++++ Supplied data

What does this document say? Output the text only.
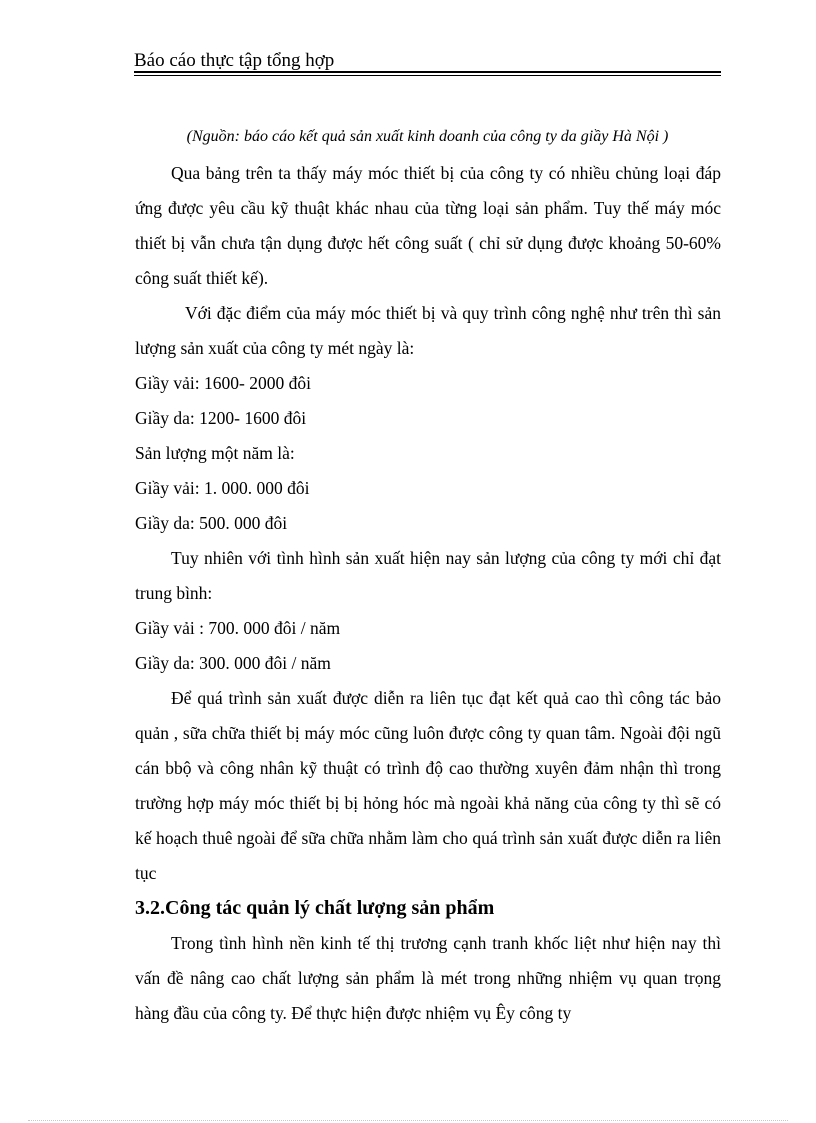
Báo cáo thực tập tổng hợp
(Nguồn: báo cáo kết quả sản xuất kinh doanh của công ty da giầy Hà Nội )

Qua bảng trên ta thấy máy móc thiết bị của công ty có nhiều chủng loại đáp ứng được yêu cầu kỹ thuật khác nhau của từng loại sản phẩm. Tuy thế máy móc thiết bị vẫn chưa tận dụng được hết công suất ( chỉ sử dụng được khoảng 50-60% công suất thiết kế).

Với đặc điểm của máy móc thiết bị và quy trình công nghệ như trên thì sản lượng sản xuất của công ty mét ngày là:

Giầy vải: 1600- 2000 đôi

Giầy da: 1200- 1600 đôi

Sản lượng một năm là:

Giầy vải: 1. 000. 000 đôi

Giầy da: 500. 000 đôi

Tuy nhiên với tình hình sản xuất hiện nay sản lượng của công ty mới chỉ đạt trung bình:

Giầy vải : 700. 000 đôi / năm

Giầy da: 300. 000 đôi / năm

Để quá trình sản xuất được diễn ra liên tục đạt kết quả cao thì công tác bảo quản , sữa chữa thiết bị máy móc cũng luôn được công ty quan tâm. Ngoài đội ngũ cán bbộ và công nhân kỹ thuật có trình độ cao thường xuyên đảm nhận thì trong trường hợp máy móc thiết bị bị hỏng hóc mà ngoài khả năng của công ty thì sẽ có kế hoạch thuê ngoài để sữa chữa nhằm làm cho quá trình sản xuất được diễn ra liên tục

3.2.Công tác quản lý chất lượng sản phẩm

Trong tình hình nền kinh tế thị trương cạnh tranh khốc liệt như hiện nay thì vấn đề nâng cao chất lượng sản phẩm là mét trong những nhiệm vụ quan trọng hàng đầu của công ty. Để thực hiện được nhiệm vụ Êy công ty
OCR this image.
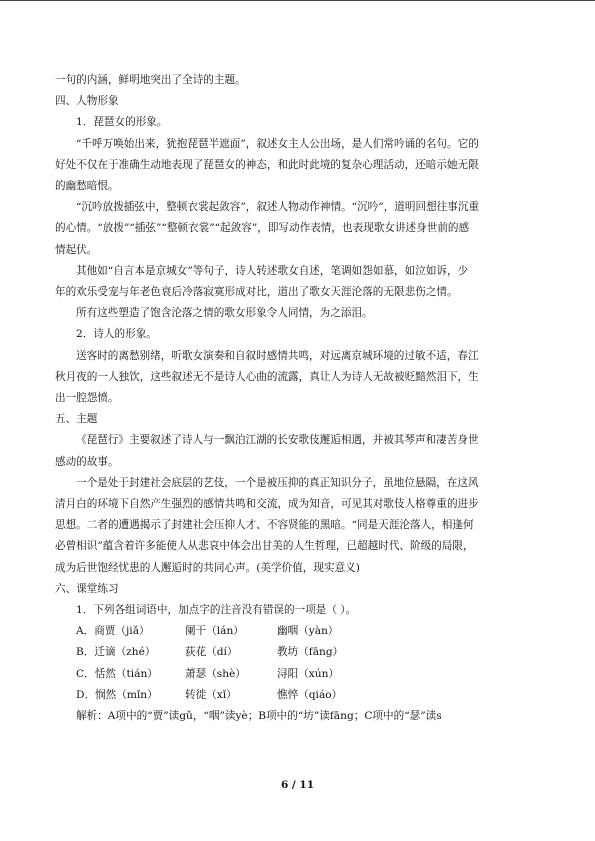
一句的内涵，鲜明地突出了全诗的主题。

四、人物形象

1．琵琶女的形象。

“千呼万唤始出来，犹抱琵琶半遮面”，叙述女主人公出场，是人们常吟诵的名句。它的

好处不仅在于准确生动地表现了琵琶女的神态，和此时此境的复杂心理活动，还暗示她无限

的幽愁暗恨。

“沉吟放拨插弦中，整顿衣裳起敛容”，叙述人物动作神情。“沉吟”，道明回想往事沉重

的心情。“放拨”“插弦”“整顿衣裳”“起敛容”，即写动作表情，也表现歌女讲述身世前的感

情起伏。

其他如“自言本是京城女”等句子，诗人转述歌女自述，笔调如怨如慕，如泣如诉，少

年的欢乐受宠与年老色衰后冷落寂寞形成对比，道出了歌女天涯沦落的无限悲伤之情。

所有这些塑造了饱含沦落之情的歌女形象令人同情，为之添泪。

2．诗人的形象。

送客时的离愁别绪，听歌女演奏和自叙时感情共鸣，对远离京城环境的过敏不适，春江

秋月夜的一人独饮，这些叙述无不是诗人心曲的流露，真让人为诗人无故被贬黯然泪下，生

出一腔怨愤。

五、主题

《琵琶行》主要叙述了诗人与一飘泊江湖的长安歌伎邂逅相遇，并被其琴声和凄苦身世

感动的故事。

一个是处于封建社会底层的艺伎，一个是被压抑的真正知识分子，虽地位悬隔，在这风

清月白的环境下自然产生强烈的感情共鸣和交流，成为知音，可见其对歌伎人格尊重的进步

思想。二者的遭遇揭示了封建社会压抑人才、不容贤能的黑暗。“同是天涯沦落人，相逢何

必曾相识”蕴含着许多能使人从悲哀中体会出甘美的人生哲理，已超越时代、阶级的局限，

成为后世饱经忧患的人邂逅时的共同心声。(美学价值，现实意义)

六、课堂练习

1．下列各组词语中，加点字的注音没有错误的一项是（ ）。

A．商贾（jiǎ）	阑干（lán）	幽咽（yàn）
B．迁谪（zhé）	荻花（dí）	教坊（fāng）
C．恬然（tián）	萧瑟（shè）	浔阳（xún）
D．悯然（mǐn）	转徙（xǐ）	憔悴（qiáo）

解析：A项中的“贾”读gǔ，“咽”读yè；B项中的“坊”读fāng；C项中的“瑟”读s

6 / 11
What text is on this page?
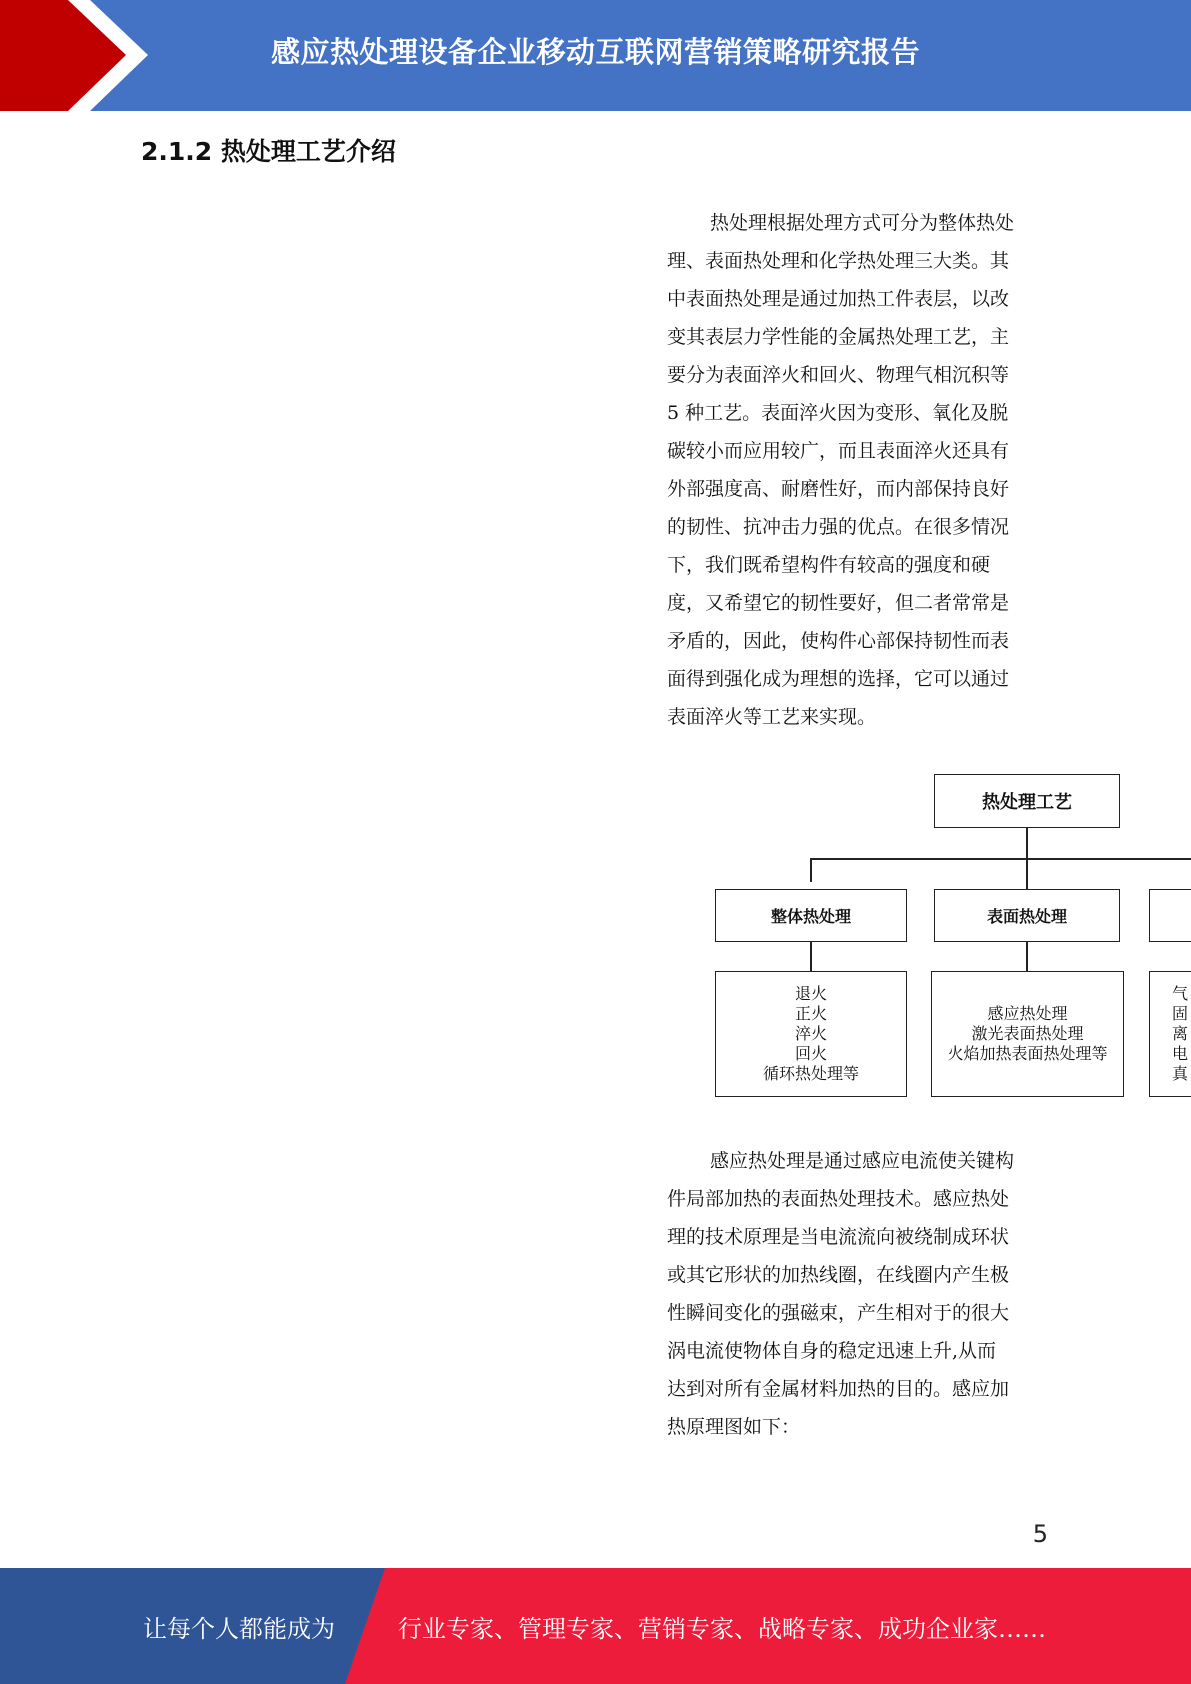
感应热处理设备企业移动互联网营销策略研究报告
2.1.2 热处理工艺介绍
热处理根据处理方式可分为整体热处
理、表面热处理和化学热处理三大类。其
中表面热处理是通过加热工件表层，以改
变其表层力学性能的金属热处理工艺，主
要分为表面淬火和回火、物理气相沉积等
5 种工艺。表面淬火因为变形、氧化及脱
碳较小而应用较广，而且表面淬火还具有
外部强度高、耐磨性好，而内部保持良好
的韧性、抗冲击力强的优点。在很多情况
下，我们既希望构件有较高的强度和硬
度，又希望它的韧性要好，但二者常常是
矛盾的，因此，使构件心部保持韧性而表
面得到强化成为理想的选择，它可以通过
表面淬火等工艺来实现。
热处理工艺
整体热处理	表面热处理
退火
正火
淬火
回火
循环热处理等
感应热处理
激光表面热处理
火焰加热表面热处理等
气
固
离
电
真
感应热处理是通过感应电流使关键构
件局部加热的表面热处理技术。感应热处
理的技术原理是当电流流向被绕制成环状
或其它形状的加热线圈，在线圈内产生极
性瞬间变化的强磁束，产生相对于的很大
涡电流使物体自身的稳定迅速上升,从而
达到对所有金属材料加热的目的。感应加
热原理图如下：
5
让每个人都能成为	行业专家、管理专家、营销专家、战略专家、成功企业家……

++++++++

- Task details
Give back the entries verbatim. Do not include any picture.

- Answer
What does this document say? Output the text only.
Báo cáo thực tập tổng hợp
(Nguồn: báo cáo kết quả sản xuất kinh doanh của công ty da giầy Hà Nội )

Qua bảng trên ta thấy máy móc thiết bị của công ty có nhiều chủng loại đáp ứng được yêu cầu kỹ thuật khác nhau của từng loại sản phẩm. Tuy thế máy móc thiết bị vẫn chưa tận dụng được hết công suất ( chỉ sử dụng được khoảng 50-60% công suất thiết kế).

Với đặc điểm của máy móc thiết bị và quy trình công nghệ như trên thì sản lượng sản xuất của công ty mét ngày là:

Giầy vải: 1600- 2000 đôi

Giầy da: 1200- 1600 đôi

Sản lượng một năm là:

Giầy vải: 1. 000. 000 đôi

Giầy da: 500. 000 đôi

Tuy nhiên với tình hình sản xuất hiện nay sản lượng của công ty mới chỉ đạt trung bình:

Giầy vải : 700. 000 đôi / năm

Giầy da: 300. 000 đôi / năm

Để quá trình sản xuất được diễn ra liên tục đạt kết quả cao thì công tác bảo quản , sữa chữa thiết bị máy móc cũng luôn được công ty quan tâm. Ngoài đội ngũ cán bbộ và công nhân kỹ thuật có trình độ cao thường xuyên đảm nhận thì trong trường hợp máy móc thiết bị bị hỏng hóc mà ngoài khả năng của công ty thì sẽ có kế hoạch thuê ngoài để sữa chữa nhằm làm cho quá trình sản xuất được diễn ra liên tục

3.2.Công tác quản lý chất lượng sản phẩm

Trong tình hình nền kinh tế thị trương cạnh tranh khốc liệt như hiện nay thì vấn đề nâng cao chất lượng sản phẩm là mét trong những nhiệm vụ quan trọng hàng đầu của công ty. Để thực hiện được nhiệm vụ Êy công ty
OCR this image.
一句的内涵，鲜明地突出了全诗的主题。

四、人物形象

1．琵琶女的形象。

“千呼万唤始出来，犹抱琵琶半遮面”，叙述女主人公出场，是人们常吟诵的名句。它的

好处不仅在于准确生动地表现了琵琶女的神态，和此时此境的复杂心理活动，还暗示她无限

的幽愁暗恨。

“沉吟放拨插弦中，整顿衣裳起敛容”，叙述人物动作神情。“沉吟”，道明回想往事沉重

的心情。“放拨”“插弦”“整顿衣裳”“起敛容”，即写动作表情，也表现歌女讲述身世前的感

情起伏。

其他如“自言本是京城女”等句子，诗人转述歌女自述，笔调如怨如慕，如泣如诉，少

年的欢乐受宠与年老色衰后冷落寂寞形成对比，道出了歌女天涯沦落的无限悲伤之情。

所有这些塑造了饱含沦落之情的歌女形象令人同情，为之添泪。

2．诗人的形象。

送客时的离愁别绪，听歌女演奏和自叙时感情共鸣，对远离京城环境的过敏不适，春江

秋月夜的一人独饮，这些叙述无不是诗人心曲的流露，真让人为诗人无故被贬黯然泪下，生

出一腔怨愤。

五、主题

《琵琶行》主要叙述了诗人与一飘泊江湖的长安歌伎邂逅相遇，并被其琴声和凄苦身世

感动的故事。

一个是处于封建社会底层的艺伎，一个是被压抑的真正知识分子，虽地位悬隔，在这风

清月白的环境下自然产生强烈的感情共鸣和交流，成为知音，可见其对歌伎人格尊重的进步

思想。二者的遭遇揭示了封建社会压抑人才、不容贤能的黑暗。“同是天涯沦落人，相逢何

必曾相识”蕴含着许多能使人从悲哀中体会出甘美的人生哲理，已超越时代、阶级的局限，

成为后世饱经忧患的人邂逅时的共同心声。(美学价值，现实意义)

六、课堂练习

1．下列各组词语中，加点字的注音没有错误的一项是（ ）。

A．商贾（jiǎ）	阑干（lán）	幽咽（yàn）
B．迁谪（zhé）	荻花（dí）	教坊（fāng）
C．恬然（tián）	萧瑟（shè）	浔阳（xún）
D．悯然（mǐn）	转徙（xǐ）	憔悴（qiáo）

解析：A项中的“贾”读gǔ，“咽”读yè；B项中的“坊”读fāng；C项中的“瑟”读s

6 / 11
What text is on this page?
感应热处理设备企业移动互联网营销策略研究报告
2.1.2 热处理工艺介绍
热处理根据处理方式可分为整体热处
理、表面热处理和化学热处理三大类。其
中表面热处理是通过加热工件表层，以改
变其表层力学性能的金属热处理工艺，主
要分为表面淬火和回火、物理气相沉积等
5 种工艺。表面淬火因为变形、氧化及脱
碳较小而应用较广，而且表面淬火还具有
外部强度高、耐磨性好，而内部保持良好
的韧性、抗冲击力强的优点。在很多情况
下，我们既希望构件有较高的强度和硬
度，又希望它的韧性要好，但二者常常是
矛盾的，因此，使构件心部保持韧性而表
面得到强化成为理想的选择，它可以通过
表面淬火等工艺来实现。
热处理工艺
整体热处理	表面热处理
退火
正火
淬火
回火
循环热处理等
感应热处理
激光表面热处理
火焰加热表面热处理等
气
固
离
电
真
感应热处理是通过感应电流使关键构
件局部加热的表面热处理技术。感应热处
理的技术原理是当电流流向被绕制成环状
或其它形状的加热线圈，在线圈内产生极
性瞬间变化的强磁束，产生相对于的很大
涡电流使物体自身的稳定迅速上升,从而
达到对所有金属材料加热的目的。感应加
热原理图如下：
5
让每个人都能成为	行业专家、管理专家、营销专家、战略专家、成功企业家……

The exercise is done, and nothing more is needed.